╭─ RECORDS SUPPLIED

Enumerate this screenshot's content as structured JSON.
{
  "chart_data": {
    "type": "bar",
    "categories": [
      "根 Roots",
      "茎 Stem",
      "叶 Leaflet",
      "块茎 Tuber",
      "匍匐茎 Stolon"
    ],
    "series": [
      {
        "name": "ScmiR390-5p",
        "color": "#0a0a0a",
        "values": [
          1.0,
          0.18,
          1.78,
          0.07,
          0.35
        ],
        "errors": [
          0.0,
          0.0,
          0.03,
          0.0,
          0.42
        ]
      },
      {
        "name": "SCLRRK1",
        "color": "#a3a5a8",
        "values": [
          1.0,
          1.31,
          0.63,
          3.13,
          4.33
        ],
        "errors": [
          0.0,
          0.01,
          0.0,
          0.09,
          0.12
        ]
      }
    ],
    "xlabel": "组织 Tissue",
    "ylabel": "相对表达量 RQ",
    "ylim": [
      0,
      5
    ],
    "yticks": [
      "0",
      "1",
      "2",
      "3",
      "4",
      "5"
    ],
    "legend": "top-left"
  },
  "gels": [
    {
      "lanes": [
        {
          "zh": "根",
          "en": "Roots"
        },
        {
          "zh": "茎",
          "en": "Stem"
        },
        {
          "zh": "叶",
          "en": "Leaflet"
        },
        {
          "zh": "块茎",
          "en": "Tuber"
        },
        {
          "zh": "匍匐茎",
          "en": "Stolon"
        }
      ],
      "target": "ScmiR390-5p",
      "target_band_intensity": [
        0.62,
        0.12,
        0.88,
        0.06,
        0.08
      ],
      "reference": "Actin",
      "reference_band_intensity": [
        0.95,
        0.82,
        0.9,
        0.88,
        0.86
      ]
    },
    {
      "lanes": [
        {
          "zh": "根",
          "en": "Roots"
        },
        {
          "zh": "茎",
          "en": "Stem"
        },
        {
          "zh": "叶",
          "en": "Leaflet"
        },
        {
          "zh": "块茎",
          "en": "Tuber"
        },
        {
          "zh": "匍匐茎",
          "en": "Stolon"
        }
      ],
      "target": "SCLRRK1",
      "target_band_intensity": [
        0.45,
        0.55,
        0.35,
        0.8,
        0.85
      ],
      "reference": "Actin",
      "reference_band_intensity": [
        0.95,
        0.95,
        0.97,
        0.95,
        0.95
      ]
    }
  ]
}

╰─

Return all the data exactly as given.

WORKED SOLUTION |
Enumerate this screenshot's content as structured JSON.
{
  "chart_data": {
    "type": "bar",
    "categories": [
      "根 Roots",
      "茎 Stem",
      "叶 Leaflet",
      "块茎 Tuber",
      "匍匐茎 Stolon"
    ],
    "series": [
      {
        "name": "ScmiR390-5p",
        "color": "#0a0a0a",
        "values": [
          1.0,
          0.18,
          1.78,
          0.07,
          0.35
        ],
        "errors": [
          0.0,
          0.0,
          0.03,
          0.0,
          0.42
        ]
      },
      {
        "name": "SCLRRK1",
        "color": "#a3a5a8",
        "values": [
          1.0,
          1.31,
          0.63,
          3.13,
          4.33
        ],
        "errors": [
          0.0,
          0.01,
          0.0,
          0.09,
          0.12
        ]
      }
    ],
    "xlabel": "组织 Tissue",
    "ylabel": "相对表达量 RQ",
    "ylim": [
      0,
      5
    ],
    "yticks": [
      "0",
      "1",
      "2",
      "3",
      "4",
      "5"
    ],
    "legend": "top-left"
  },
  "gels": [
    {
      "lanes": [
        {
          "zh": "根",
          "en": "Roots"
        },
        {
          "zh": "茎",
          "en": "Stem"
        },
        {
          "zh": "叶",
          "en": "Leaflet"
        },
        {
          "zh": "块茎",
          "en": "Tuber"
        },
        {
          "zh": "匍匐茎",
          "en": "Stolon"
        }
      ],
      "target": "ScmiR390-5p",
      "target_band_intensity": [
        0.62,
        0.12,
        0.88,
        0.06,
        0.08
      ],
      "reference": "Actin",
      "reference_band_intensity": [
        0.95,
        0.82,
        0.9,
        0.88,
        0.86
      ]
    },
    {
      "lanes": [
        {
          "zh": "根",
          "en": "Roots"
        },
        {
          "zh": "茎",
          "en": "Stem"
        },
        {
          "zh": "叶",
          "en": "Leaflet"
        },
        {
          "zh": "块茎",
          "en": "Tuber"
        },
        {
          "zh": "匍匐茎",
          "en": "Stolon"
        }
      ],
      "target": "SCLRRK1",
      "target_band_intensity": [
        0.45,
        0.55,
        0.35,
        0.8,
        0.85
      ],
      "reference": "Actin",
      "reference_band_intensity": [
        0.95,
        0.95,
        0.97,
        0.95,
        0.95
      ]
    }
  ]
}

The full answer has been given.